SOURCE MATERIAL:
--------------------------------

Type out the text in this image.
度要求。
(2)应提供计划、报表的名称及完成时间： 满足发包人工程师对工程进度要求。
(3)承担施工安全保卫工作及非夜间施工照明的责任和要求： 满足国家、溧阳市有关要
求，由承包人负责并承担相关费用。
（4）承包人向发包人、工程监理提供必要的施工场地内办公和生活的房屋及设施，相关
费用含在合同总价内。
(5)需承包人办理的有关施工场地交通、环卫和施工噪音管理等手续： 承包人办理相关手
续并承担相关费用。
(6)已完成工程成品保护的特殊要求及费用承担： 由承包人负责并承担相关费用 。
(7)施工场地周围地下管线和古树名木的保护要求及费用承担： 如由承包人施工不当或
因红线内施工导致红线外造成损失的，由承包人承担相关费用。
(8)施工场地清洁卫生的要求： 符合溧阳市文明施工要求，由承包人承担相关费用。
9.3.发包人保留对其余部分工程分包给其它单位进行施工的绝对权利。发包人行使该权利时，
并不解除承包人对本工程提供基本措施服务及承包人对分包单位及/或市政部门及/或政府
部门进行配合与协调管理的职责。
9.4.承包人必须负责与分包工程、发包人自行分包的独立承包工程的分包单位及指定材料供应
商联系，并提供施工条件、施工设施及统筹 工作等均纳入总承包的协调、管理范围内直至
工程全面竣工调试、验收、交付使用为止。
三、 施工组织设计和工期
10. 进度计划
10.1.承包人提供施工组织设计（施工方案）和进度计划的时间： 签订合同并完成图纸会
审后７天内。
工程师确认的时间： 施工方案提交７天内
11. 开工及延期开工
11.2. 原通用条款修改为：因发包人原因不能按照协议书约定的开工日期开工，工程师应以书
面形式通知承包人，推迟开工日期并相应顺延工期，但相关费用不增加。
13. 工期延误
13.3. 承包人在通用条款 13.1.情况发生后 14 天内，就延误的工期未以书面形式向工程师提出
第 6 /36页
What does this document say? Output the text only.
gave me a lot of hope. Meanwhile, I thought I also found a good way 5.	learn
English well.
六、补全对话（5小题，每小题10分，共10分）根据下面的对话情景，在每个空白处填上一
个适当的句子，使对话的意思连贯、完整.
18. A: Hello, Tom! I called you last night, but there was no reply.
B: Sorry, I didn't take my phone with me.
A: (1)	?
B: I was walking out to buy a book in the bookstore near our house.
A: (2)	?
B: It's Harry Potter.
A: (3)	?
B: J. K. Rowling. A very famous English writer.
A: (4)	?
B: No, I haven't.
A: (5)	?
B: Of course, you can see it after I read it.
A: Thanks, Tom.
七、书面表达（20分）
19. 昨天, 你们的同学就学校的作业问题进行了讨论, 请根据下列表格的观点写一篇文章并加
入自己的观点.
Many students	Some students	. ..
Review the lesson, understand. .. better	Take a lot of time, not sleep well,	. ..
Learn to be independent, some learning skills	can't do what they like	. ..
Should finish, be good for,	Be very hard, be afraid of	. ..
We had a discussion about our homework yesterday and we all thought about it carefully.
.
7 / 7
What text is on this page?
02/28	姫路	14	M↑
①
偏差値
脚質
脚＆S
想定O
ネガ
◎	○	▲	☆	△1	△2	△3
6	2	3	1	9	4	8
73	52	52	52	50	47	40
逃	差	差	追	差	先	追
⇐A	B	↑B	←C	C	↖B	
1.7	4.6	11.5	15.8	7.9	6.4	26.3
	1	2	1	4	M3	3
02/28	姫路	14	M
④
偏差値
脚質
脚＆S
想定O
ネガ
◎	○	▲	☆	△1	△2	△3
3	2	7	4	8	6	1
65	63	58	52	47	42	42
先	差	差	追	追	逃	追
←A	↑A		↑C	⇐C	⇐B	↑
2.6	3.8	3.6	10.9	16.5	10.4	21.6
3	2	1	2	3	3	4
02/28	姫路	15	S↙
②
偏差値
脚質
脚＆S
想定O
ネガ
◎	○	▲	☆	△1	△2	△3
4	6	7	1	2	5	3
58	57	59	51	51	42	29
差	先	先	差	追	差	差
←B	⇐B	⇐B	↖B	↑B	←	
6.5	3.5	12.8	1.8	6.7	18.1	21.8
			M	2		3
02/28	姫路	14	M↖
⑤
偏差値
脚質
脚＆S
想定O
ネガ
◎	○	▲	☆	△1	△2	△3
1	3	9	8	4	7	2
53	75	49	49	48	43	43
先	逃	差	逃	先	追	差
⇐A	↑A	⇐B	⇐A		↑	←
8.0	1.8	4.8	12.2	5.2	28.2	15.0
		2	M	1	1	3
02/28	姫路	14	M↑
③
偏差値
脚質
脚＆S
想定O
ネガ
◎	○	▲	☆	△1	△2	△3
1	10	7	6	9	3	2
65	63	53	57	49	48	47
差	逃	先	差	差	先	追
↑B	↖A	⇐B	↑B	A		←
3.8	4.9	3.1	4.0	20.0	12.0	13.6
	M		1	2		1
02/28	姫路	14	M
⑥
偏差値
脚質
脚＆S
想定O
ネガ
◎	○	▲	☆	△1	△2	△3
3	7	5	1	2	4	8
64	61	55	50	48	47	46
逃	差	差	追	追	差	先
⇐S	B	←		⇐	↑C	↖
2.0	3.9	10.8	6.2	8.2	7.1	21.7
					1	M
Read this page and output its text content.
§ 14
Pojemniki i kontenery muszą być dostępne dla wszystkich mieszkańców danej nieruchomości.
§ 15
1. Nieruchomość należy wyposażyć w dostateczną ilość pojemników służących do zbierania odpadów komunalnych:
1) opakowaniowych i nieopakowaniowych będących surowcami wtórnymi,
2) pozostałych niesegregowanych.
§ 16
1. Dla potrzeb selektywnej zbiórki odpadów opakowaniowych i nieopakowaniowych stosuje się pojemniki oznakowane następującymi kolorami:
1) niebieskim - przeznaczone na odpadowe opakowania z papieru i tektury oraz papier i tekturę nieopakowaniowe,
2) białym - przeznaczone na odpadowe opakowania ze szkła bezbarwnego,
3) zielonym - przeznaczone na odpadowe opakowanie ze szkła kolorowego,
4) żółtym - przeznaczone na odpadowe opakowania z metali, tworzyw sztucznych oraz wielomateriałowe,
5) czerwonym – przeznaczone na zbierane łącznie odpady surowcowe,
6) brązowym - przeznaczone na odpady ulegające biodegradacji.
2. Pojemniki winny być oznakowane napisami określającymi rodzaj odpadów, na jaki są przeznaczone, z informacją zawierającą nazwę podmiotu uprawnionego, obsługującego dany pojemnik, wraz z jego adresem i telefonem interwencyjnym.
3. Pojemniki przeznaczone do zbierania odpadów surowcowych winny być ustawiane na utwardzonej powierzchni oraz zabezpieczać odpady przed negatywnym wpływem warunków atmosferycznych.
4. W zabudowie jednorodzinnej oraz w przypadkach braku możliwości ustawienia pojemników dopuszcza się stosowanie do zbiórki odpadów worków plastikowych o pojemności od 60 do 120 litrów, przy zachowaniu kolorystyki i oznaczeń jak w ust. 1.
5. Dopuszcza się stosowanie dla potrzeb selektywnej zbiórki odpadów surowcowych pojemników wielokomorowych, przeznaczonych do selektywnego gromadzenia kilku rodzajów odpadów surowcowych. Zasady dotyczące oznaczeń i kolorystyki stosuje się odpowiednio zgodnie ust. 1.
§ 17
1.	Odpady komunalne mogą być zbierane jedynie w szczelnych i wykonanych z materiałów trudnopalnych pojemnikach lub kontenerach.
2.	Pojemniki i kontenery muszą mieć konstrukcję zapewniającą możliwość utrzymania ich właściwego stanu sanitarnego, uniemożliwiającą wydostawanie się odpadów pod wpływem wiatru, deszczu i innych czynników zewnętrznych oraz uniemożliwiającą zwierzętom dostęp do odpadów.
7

--------------------------------

AIM OF THE EXERCISE:
Each line of the listing above should be output exactly.

ANSWER TO THE TASK:
Type out the text in this image.
度要求。
(2)应提供计划、报表的名称及完成时间： 满足发包人工程师对工程进度要求。
(3)承担施工安全保卫工作及非夜间施工照明的责任和要求： 满足国家、溧阳市有关要
求，由承包人负责并承担相关费用。
（4）承包人向发包人、工程监理提供必要的施工场地内办公和生活的房屋及设施，相关
费用含在合同总价内。
(5)需承包人办理的有关施工场地交通、环卫和施工噪音管理等手续： 承包人办理相关手
续并承担相关费用。
(6)已完成工程成品保护的特殊要求及费用承担： 由承包人负责并承担相关费用 。
(7)施工场地周围地下管线和古树名木的保护要求及费用承担： 如由承包人施工不当或
因红线内施工导致红线外造成损失的，由承包人承担相关费用。
(8)施工场地清洁卫生的要求： 符合溧阳市文明施工要求，由承包人承担相关费用。
9.3.发包人保留对其余部分工程分包给其它单位进行施工的绝对权利。发包人行使该权利时，
并不解除承包人对本工程提供基本措施服务及承包人对分包单位及/或市政部门及/或政府
部门进行配合与协调管理的职责。
9.4.承包人必须负责与分包工程、发包人自行分包的独立承包工程的分包单位及指定材料供应
商联系，并提供施工条件、施工设施及统筹 工作等均纳入总承包的协调、管理范围内直至
工程全面竣工调试、验收、交付使用为止。
三、 施工组织设计和工期
10. 进度计划
10.1.承包人提供施工组织设计（施工方案）和进度计划的时间： 签订合同并完成图纸会
审后７天内。
工程师确认的时间： 施工方案提交７天内
11. 开工及延期开工
11.2. 原通用条款修改为：因发包人原因不能按照协议书约定的开工日期开工，工程师应以书
面形式通知承包人，推迟开工日期并相应顺延工期，但相关费用不增加。
13. 工期延误
13.3. 承包人在通用条款 13.1.情况发生后 14 天内，就延误的工期未以书面形式向工程师提出
第 6 /36页
What does this document say? Output the text only.
gave me a lot of hope. Meanwhile, I thought I also found a good way 5.	learn
English well.
六、补全对话（5小题，每小题10分，共10分）根据下面的对话情景，在每个空白处填上一
个适当的句子，使对话的意思连贯、完整.
18. A: Hello, Tom! I called you last night, but there was no reply.
B: Sorry, I didn't take my phone with me.
A: (1)	?
B: I was walking out to buy a book in the bookstore near our house.
A: (2)	?
B: It's Harry Potter.
A: (3)	?
B: J. K. Rowling. A very famous English writer.
A: (4)	?
B: No, I haven't.
A: (5)	?
B: Of course, you can see it after I read it.
A: Thanks, Tom.
七、书面表达（20分）
19. 昨天, 你们的同学就学校的作业问题进行了讨论, 请根据下列表格的观点写一篇文章并加
入自己的观点.
Many students	Some students	. ..
Review the lesson, understand. .. better	Take a lot of time, not sleep well,	. ..
Learn to be independent, some learning skills	can't do what they like	. ..
Should finish, be good for,	Be very hard, be afraid of	. ..
We had a discussion about our homework yesterday and we all thought about it carefully.
.
7 / 7
What text is on this page?
02/28	姫路	14	M↑
①
偏差値
脚質
脚＆S
想定O
ネガ
◎	○	▲	☆	△1	△2	△3
6	2	3	1	9	4	8
73	52	52	52	50	47	40
逃	差	差	追	差	先	追
⇐A	B	↑B	←C	C	↖B	
1.7	4.6	11.5	15.8	7.9	6.4	26.3
	1	2	1	4	M3	3
02/28	姫路	14	M
④
偏差値
脚質
脚＆S
想定O
ネガ
◎	○	▲	☆	△1	△2	△3
3	2	7	4	8	6	1
65	63	58	52	47	42	42
先	差	差	追	追	逃	追
←A	↑A		↑C	⇐C	⇐B	↑
2.6	3.8	3.6	10.9	16.5	10.4	21.6
3	2	1	2	3	3	4
02/28	姫路	15	S↙
②
偏差値
脚質
脚＆S
想定O
ネガ
◎	○	▲	☆	△1	△2	△3
4	6	7	1	2	5	3
58	57	59	51	51	42	29
差	先	先	差	追	差	差
←B	⇐B	⇐B	↖B	↑B	←	
6.5	3.5	12.8	1.8	6.7	18.1	21.8
			M	2		3
02/28	姫路	14	M↖
⑤
偏差値
脚質
脚＆S
想定O
ネガ
◎	○	▲	☆	△1	△2	△3
1	3	9	8	4	7	2
53	75	49	49	48	43	43
先	逃	差	逃	先	追	差
⇐A	↑A	⇐B	⇐A		↑	←
8.0	1.8	4.8	12.2	5.2	28.2	15.0
		2	M	1	1	3
02/28	姫路	14	M↑
③
偏差値
脚質
脚＆S
想定O
ネガ
◎	○	▲	☆	△1	△2	△3
1	10	7	6	9	3	2
65	63	53	57	49	48	47
差	逃	先	差	差	先	追
↑B	↖A	⇐B	↑B	A		←
3.8	4.9	3.1	4.0	20.0	12.0	13.6
	M		1	2		1
02/28	姫路	14	M
⑥
偏差値
脚質
脚＆S
想定O
ネガ
◎	○	▲	☆	△1	△2	△3
3	7	5	1	2	4	8
64	61	55	50	48	47	46
逃	差	差	追	追	差	先
⇐S	B	←		⇐	↑C	↖
2.0	3.9	10.8	6.2	8.2	7.1	21.7
					1	M
Read this page and output its text content.
§ 14
Pojemniki i kontenery muszą być dostępne dla wszystkich mieszkańców danej nieruchomości.
§ 15
1. Nieruchomość należy wyposażyć w dostateczną ilość pojemników służących do zbierania odpadów komunalnych:
1) opakowaniowych i nieopakowaniowych będących surowcami wtórnymi,
2) pozostałych niesegregowanych.
§ 16
1. Dla potrzeb selektywnej zbiórki odpadów opakowaniowych i nieopakowaniowych stosuje się pojemniki oznakowane następującymi kolorami:
1) niebieskim - przeznaczone na odpadowe opakowania z papieru i tektury oraz papier i tekturę nieopakowaniowe,
2) białym - przeznaczone na odpadowe opakowania ze szkła bezbarwnego,
3) zielonym - przeznaczone na odpadowe opakowanie ze szkła kolorowego,
4) żółtym - przeznaczone na odpadowe opakowania z metali, tworzyw sztucznych oraz wielomateriałowe,
5) czerwonym – przeznaczone na zbierane łącznie odpady surowcowe,
6) brązowym - przeznaczone na odpady ulegające biodegradacji.
2. Pojemniki winny być oznakowane napisami określającymi rodzaj odpadów, na jaki są przeznaczone, z informacją zawierającą nazwę podmiotu uprawnionego, obsługującego dany pojemnik, wraz z jego adresem i telefonem interwencyjnym.
3. Pojemniki przeznaczone do zbierania odpadów surowcowych winny być ustawiane na utwardzonej powierzchni oraz zabezpieczać odpady przed negatywnym wpływem warunków atmosferycznych.
4. W zabudowie jednorodzinnej oraz w przypadkach braku możliwości ustawienia pojemników dopuszcza się stosowanie do zbiórki odpadów worków plastikowych o pojemności od 60 do 120 litrów, przy zachowaniu kolorystyki i oznaczeń jak w ust. 1.
5. Dopuszcza się stosowanie dla potrzeb selektywnej zbiórki odpadów surowcowych pojemników wielokomorowych, przeznaczonych do selektywnego gromadzenia kilku rodzajów odpadów surowcowych. Zasady dotyczące oznaczeń i kolorystyki stosuje się odpowiednio zgodnie ust. 1.
§ 17
1.	Odpady komunalne mogą być zbierane jedynie w szczelnych i wykonanych z materiałów trudnopalnych pojemnikach lub kontenerach.
2.	Pojemniki i kontenery muszą mieć konstrukcję zapewniającą możliwość utrzymania ich właściwego stanu sanitarnego, uniemożliwiającą wydostawanie się odpadów pod wpływem wiatru, deszczu i innych czynników zewnętrznych oraz uniemożliwiającą zwierzętom dostęp do odpadów.
7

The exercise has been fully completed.